SET EXERCISE: Isolate every line in the data with the string "Scores" and copy it.

DATA ROWS:
+ + + + + + +

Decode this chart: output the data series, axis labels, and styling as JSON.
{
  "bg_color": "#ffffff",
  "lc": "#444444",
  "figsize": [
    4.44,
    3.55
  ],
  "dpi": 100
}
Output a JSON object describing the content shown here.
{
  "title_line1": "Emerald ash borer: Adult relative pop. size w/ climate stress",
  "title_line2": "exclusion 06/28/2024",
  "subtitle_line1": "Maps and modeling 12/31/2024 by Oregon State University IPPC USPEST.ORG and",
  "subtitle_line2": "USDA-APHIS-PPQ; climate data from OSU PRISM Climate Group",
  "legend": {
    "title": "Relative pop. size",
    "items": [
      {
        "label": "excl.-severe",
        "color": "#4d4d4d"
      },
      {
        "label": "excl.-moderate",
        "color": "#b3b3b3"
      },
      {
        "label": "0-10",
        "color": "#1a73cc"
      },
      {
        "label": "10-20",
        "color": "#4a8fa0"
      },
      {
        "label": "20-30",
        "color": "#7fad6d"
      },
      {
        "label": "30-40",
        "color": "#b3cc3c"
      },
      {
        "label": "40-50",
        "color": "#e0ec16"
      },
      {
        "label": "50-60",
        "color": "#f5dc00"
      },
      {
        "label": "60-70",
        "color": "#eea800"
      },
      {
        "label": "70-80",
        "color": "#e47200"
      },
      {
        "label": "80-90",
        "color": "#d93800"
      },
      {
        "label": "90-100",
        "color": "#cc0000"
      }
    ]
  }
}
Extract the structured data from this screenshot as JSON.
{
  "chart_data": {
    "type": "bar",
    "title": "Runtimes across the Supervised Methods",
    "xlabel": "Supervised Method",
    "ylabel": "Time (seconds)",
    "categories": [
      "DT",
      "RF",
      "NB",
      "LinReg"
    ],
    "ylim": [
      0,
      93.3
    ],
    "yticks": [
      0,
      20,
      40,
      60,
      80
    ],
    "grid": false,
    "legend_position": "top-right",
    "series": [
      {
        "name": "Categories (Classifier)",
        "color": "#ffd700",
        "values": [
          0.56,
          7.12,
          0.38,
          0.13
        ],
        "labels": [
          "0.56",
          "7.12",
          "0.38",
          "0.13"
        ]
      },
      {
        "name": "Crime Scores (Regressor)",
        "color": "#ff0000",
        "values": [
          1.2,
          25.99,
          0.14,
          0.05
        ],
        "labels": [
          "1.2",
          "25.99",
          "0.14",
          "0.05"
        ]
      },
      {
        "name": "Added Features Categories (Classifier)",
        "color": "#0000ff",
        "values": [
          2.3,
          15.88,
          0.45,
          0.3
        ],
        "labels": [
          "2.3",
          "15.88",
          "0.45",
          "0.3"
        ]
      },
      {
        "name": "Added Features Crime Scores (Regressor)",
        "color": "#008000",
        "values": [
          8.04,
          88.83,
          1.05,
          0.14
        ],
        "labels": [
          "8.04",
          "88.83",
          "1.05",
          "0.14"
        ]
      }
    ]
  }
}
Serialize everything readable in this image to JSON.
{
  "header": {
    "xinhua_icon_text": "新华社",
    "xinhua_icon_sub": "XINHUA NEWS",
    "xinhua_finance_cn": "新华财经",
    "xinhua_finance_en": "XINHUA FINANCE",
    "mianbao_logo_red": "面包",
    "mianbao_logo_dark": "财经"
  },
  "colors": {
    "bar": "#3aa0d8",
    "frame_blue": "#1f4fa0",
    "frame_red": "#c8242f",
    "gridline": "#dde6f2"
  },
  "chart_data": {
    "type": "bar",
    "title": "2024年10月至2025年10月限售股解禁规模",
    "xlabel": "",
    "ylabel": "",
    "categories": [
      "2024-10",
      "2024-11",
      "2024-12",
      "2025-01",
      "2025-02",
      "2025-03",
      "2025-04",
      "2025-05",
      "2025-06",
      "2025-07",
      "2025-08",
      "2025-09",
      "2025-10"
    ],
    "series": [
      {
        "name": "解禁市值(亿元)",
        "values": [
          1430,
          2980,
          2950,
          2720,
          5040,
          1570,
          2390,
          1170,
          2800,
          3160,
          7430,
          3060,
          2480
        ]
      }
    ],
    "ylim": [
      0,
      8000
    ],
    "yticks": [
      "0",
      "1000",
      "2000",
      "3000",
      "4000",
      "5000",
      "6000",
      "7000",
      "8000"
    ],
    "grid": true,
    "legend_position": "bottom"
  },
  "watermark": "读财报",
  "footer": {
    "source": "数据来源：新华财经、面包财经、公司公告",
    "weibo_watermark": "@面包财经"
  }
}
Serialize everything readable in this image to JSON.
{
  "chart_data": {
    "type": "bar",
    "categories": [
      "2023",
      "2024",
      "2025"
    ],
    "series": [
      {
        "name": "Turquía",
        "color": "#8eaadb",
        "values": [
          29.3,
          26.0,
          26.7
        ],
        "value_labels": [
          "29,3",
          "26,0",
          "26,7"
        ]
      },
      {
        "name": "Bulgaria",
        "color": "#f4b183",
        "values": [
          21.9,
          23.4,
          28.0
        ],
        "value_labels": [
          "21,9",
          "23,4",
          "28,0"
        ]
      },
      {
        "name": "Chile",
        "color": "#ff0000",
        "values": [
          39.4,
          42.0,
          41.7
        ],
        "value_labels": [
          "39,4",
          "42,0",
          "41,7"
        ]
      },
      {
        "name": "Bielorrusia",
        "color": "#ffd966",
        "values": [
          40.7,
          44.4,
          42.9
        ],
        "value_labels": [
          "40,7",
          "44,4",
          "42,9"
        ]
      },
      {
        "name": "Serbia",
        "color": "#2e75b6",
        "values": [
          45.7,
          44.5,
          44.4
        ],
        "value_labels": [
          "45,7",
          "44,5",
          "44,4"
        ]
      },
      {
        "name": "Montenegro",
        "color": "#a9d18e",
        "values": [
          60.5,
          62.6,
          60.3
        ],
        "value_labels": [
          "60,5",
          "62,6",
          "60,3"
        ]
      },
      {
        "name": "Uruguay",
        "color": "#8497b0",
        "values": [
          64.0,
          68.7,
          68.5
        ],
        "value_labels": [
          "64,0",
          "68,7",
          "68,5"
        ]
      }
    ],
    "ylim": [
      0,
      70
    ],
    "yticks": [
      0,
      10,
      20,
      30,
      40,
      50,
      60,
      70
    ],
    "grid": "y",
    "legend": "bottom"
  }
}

+ + + + + + +

EXERCISE RESULT:
        "name": "Crime Scores (Regressor)",
        "name": "Added Features Crime Scores (Regressor)",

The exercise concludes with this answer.